▶ _Task statement_: Output every record below exactly as it appears.

'''

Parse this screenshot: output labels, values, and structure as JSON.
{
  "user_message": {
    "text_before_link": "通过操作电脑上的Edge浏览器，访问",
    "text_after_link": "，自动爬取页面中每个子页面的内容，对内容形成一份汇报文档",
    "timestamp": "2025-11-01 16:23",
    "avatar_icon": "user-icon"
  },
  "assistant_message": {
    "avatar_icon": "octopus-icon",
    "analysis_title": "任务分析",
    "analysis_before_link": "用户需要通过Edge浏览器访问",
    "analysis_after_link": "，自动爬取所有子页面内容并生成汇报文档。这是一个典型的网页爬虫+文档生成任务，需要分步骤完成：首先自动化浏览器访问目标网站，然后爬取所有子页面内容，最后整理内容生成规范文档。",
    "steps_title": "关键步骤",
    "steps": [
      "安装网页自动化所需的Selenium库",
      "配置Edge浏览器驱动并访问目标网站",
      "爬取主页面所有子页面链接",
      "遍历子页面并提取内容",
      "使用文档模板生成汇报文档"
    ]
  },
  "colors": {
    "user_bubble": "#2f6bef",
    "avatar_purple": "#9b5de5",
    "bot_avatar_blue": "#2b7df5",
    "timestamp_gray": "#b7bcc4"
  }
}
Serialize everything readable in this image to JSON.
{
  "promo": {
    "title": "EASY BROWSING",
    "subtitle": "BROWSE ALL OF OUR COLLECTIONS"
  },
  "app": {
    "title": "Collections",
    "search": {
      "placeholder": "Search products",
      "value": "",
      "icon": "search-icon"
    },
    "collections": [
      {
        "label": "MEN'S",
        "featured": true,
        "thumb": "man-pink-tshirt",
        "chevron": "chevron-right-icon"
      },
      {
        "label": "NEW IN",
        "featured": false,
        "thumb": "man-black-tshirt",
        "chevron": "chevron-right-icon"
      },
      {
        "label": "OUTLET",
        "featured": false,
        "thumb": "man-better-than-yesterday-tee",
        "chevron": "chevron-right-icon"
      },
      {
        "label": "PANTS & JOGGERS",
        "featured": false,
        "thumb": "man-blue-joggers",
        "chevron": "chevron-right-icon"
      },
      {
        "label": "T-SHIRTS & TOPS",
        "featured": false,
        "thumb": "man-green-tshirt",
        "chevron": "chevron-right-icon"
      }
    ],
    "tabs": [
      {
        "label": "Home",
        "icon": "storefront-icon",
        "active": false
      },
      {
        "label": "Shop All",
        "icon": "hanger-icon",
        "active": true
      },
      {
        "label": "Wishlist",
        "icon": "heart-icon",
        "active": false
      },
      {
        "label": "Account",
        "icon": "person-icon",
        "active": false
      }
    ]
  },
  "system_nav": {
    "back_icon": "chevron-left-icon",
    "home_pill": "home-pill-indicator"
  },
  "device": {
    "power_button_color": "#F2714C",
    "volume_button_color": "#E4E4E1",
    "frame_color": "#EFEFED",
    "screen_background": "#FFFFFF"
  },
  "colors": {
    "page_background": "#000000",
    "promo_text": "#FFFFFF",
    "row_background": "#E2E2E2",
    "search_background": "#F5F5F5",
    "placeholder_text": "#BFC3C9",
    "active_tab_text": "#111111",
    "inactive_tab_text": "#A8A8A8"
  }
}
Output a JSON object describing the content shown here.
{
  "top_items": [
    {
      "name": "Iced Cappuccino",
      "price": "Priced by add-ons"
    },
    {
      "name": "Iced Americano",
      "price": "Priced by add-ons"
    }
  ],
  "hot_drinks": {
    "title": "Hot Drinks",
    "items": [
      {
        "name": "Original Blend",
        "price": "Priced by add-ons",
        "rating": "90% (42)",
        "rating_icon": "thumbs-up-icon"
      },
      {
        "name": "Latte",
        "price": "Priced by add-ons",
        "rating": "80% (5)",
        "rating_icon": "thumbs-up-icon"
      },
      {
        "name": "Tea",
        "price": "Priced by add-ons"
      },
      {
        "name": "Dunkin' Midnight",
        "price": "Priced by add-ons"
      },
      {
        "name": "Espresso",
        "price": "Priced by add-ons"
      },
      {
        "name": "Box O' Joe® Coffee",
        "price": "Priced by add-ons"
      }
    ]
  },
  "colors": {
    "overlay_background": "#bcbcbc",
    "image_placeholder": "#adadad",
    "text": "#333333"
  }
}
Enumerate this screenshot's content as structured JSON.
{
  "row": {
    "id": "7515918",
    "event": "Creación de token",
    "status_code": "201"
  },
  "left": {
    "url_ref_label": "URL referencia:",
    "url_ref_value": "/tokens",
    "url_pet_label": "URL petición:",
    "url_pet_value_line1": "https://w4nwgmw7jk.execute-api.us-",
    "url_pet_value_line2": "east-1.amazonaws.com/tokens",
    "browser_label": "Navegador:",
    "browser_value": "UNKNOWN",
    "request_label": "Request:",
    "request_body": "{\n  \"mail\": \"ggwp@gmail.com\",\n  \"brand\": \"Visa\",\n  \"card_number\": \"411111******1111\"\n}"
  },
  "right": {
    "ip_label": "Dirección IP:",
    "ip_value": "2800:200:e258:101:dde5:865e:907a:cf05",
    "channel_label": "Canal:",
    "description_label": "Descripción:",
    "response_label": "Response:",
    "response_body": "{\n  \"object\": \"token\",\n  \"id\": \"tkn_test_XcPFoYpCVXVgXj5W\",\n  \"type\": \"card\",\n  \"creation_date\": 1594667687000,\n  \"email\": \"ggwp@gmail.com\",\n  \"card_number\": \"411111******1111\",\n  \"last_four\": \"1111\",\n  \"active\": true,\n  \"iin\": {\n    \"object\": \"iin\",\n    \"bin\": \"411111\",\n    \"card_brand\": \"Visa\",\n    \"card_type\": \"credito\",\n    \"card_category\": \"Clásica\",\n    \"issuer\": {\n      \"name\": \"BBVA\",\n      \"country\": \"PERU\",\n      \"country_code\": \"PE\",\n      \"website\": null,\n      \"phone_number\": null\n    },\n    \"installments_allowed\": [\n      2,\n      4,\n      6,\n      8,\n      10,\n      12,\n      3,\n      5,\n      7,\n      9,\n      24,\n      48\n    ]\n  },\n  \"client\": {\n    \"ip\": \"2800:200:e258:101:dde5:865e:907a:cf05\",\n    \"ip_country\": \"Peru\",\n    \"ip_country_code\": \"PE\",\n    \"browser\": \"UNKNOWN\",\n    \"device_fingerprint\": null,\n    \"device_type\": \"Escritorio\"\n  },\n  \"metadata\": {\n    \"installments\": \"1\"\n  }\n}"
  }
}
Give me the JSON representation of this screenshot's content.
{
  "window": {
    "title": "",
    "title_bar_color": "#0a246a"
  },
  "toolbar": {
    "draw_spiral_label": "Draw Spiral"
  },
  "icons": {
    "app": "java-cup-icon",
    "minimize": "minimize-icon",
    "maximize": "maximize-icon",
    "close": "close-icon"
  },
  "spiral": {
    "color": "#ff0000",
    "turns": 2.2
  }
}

'''

▶ _Written answer_:
Parse this screenshot: output labels, values, and structure as JSON.
{
  "user_message": {
    "text_before_link": "通过操作电脑上的Edge浏览器，访问",
    "text_after_link": "，自动爬取页面中每个子页面的内容，对内容形成一份汇报文档",
    "timestamp": "2025-11-01 16:23",
    "avatar_icon": "user-icon"
  },
  "assistant_message": {
    "avatar_icon": "octopus-icon",
    "analysis_title": "任务分析",
    "analysis_before_link": "用户需要通过Edge浏览器访问",
    "analysis_after_link": "，自动爬取所有子页面内容并生成汇报文档。这是一个典型的网页爬虫+文档生成任务，需要分步骤完成：首先自动化浏览器访问目标网站，然后爬取所有子页面内容，最后整理内容生成规范文档。",
    "steps_title": "关键步骤",
    "steps": [
      "安装网页自动化所需的Selenium库",
      "配置Edge浏览器驱动并访问目标网站",
      "爬取主页面所有子页面链接",
      "遍历子页面并提取内容",
      "使用文档模板生成汇报文档"
    ]
  },
  "colors": {
    "user_bubble": "#2f6bef",
    "avatar_purple": "#9b5de5",
    "bot_avatar_blue": "#2b7df5",
    "timestamp_gray": "#b7bcc4"
  }
}
Serialize everything readable in this image to JSON.
{
  "promo": {
    "title": "EASY BROWSING",
    "subtitle": "BROWSE ALL OF OUR COLLECTIONS"
  },
  "app": {
    "title": "Collections",
    "search": {
      "placeholder": "Search products",
      "value": "",
      "icon": "search-icon"
    },
    "collections": [
      {
        "label": "MEN'S",
        "featured": true,
        "thumb": "man-pink-tshirt",
        "chevron": "chevron-right-icon"
      },
      {
        "label": "NEW IN",
        "featured": false,
        "thumb": "man-black-tshirt",
        "chevron": "chevron-right-icon"
      },
      {
        "label": "OUTLET",
        "featured": false,
        "thumb": "man-better-than-yesterday-tee",
        "chevron": "chevron-right-icon"
      },
      {
        "label": "PANTS & JOGGERS",
        "featured": false,
        "thumb": "man-blue-joggers",
        "chevron": "chevron-right-icon"
      },
      {
        "label": "T-SHIRTS & TOPS",
        "featured": false,
        "thumb": "man-green-tshirt",
        "chevron": "chevron-right-icon"
      }
    ],
    "tabs": [
      {
        "label": "Home",
        "icon": "storefront-icon",
        "active": false
      },
      {
        "label": "Shop All",
        "icon": "hanger-icon",
        "active": true
      },
      {
        "label": "Wishlist",
        "icon": "heart-icon",
        "active": false
      },
      {
        "label": "Account",
        "icon": "person-icon",
        "active": false
      }
    ]
  },
  "system_nav": {
    "back_icon": "chevron-left-icon",
    "home_pill": "home-pill-indicator"
  },
  "device": {
    "power_button_color": "#F2714C",
    "volume_button_color": "#E4E4E1",
    "frame_color": "#EFEFED",
    "screen_background": "#FFFFFF"
  },
  "colors": {
    "page_background": "#000000",
    "promo_text": "#FFFFFF",
    "row_background": "#E2E2E2",
    "search_background": "#F5F5F5",
    "placeholder_text": "#BFC3C9",
    "active_tab_text": "#111111",
    "inactive_tab_text": "#A8A8A8"
  }
}
Output a JSON object describing the content shown here.
{
  "top_items": [
    {
      "name": "Iced Cappuccino",
      "price": "Priced by add-ons"
    },
    {
      "name": "Iced Americano",
      "price": "Priced by add-ons"
    }
  ],
  "hot_drinks": {
    "title": "Hot Drinks",
    "items": [
      {
        "name": "Original Blend",
        "price": "Priced by add-ons",
        "rating": "90% (42)",
        "rating_icon": "thumbs-up-icon"
      },
      {
        "name": "Latte",
        "price": "Priced by add-ons",
        "rating": "80% (5)",
        "rating_icon": "thumbs-up-icon"
      },
      {
        "name": "Tea",
        "price": "Priced by add-ons"
      },
      {
        "name": "Dunkin' Midnight",
        "price": "Priced by add-ons"
      },
      {
        "name": "Espresso",
        "price": "Priced by add-ons"
      },
      {
        "name": "Box O' Joe® Coffee",
        "price": "Priced by add-ons"
      }
    ]
  },
  "colors": {
    "overlay_background": "#bcbcbc",
    "image_placeholder": "#adadad",
    "text": "#333333"
  }
}
Enumerate this screenshot's content as structured JSON.
{
  "row": {
    "id": "7515918",
    "event": "Creación de token",
    "status_code": "201"
  },
  "left": {
    "url_ref_label": "URL referencia:",
    "url_ref_value": "/tokens",
    "url_pet_label": "URL petición:",
    "url_pet_value_line1": "https://w4nwgmw7jk.execute-api.us-",
    "url_pet_value_line2": "east-1.amazonaws.com/tokens",
    "browser_label": "Navegador:",
    "browser_value": "UNKNOWN",
    "request_label": "Request:",
    "request_body": "{\n  \"mail\": \"ggwp@gmail.com\",\n  \"brand\": \"Visa\",\n  \"card_number\": \"411111******1111\"\n}"
  },
  "right": {
    "ip_label": "Dirección IP:",
    "ip_value": "2800:200:e258:101:dde5:865e:907a:cf05",
    "channel_label": "Canal:",
    "description_label": "Descripción:",
    "response_label": "Response:",
    "response_body": "{\n  \"object\": \"token\",\n  \"id\": \"tkn_test_XcPFoYpCVXVgXj5W\",\n  \"type\": \"card\",\n  \"creation_date\": 1594667687000,\n  \"email\": \"ggwp@gmail.com\",\n  \"card_number\": \"411111******1111\",\n  \"last_four\": \"1111\",\n  \"active\": true,\n  \"iin\": {\n    \"object\": \"iin\",\n    \"bin\": \"411111\",\n    \"card_brand\": \"Visa\",\n    \"card_type\": \"credito\",\n    \"card_category\": \"Clásica\",\n    \"issuer\": {\n      \"name\": \"BBVA\",\n      \"country\": \"PERU\",\n      \"country_code\": \"PE\",\n      \"website\": null,\n      \"phone_number\": null\n    },\n    \"installments_allowed\": [\n      2,\n      4,\n      6,\n      8,\n      10,\n      12,\n      3,\n      5,\n      7,\n      9,\n      24,\n      48\n    ]\n  },\n  \"client\": {\n    \"ip\": \"2800:200:e258:101:dde5:865e:907a:cf05\",\n    \"ip_country\": \"Peru\",\n    \"ip_country_code\": \"PE\",\n    \"browser\": \"UNKNOWN\",\n    \"device_fingerprint\": null,\n    \"device_type\": \"Escritorio\"\n  },\n  \"metadata\": {\n    \"installments\": \"1\"\n  }\n}"
  }
}
Give me the JSON representation of this screenshot's content.
{
  "window": {
    "title": "",
    "title_bar_color": "#0a246a"
  },
  "toolbar": {
    "draw_spiral_label": "Draw Spiral"
  },
  "icons": {
    "app": "java-cup-icon",
    "minimize": "minimize-icon",
    "maximize": "maximize-icon",
    "close": "close-icon"
  },
  "spiral": {
    "color": "#ff0000",
    "turns": 2.2
  }
}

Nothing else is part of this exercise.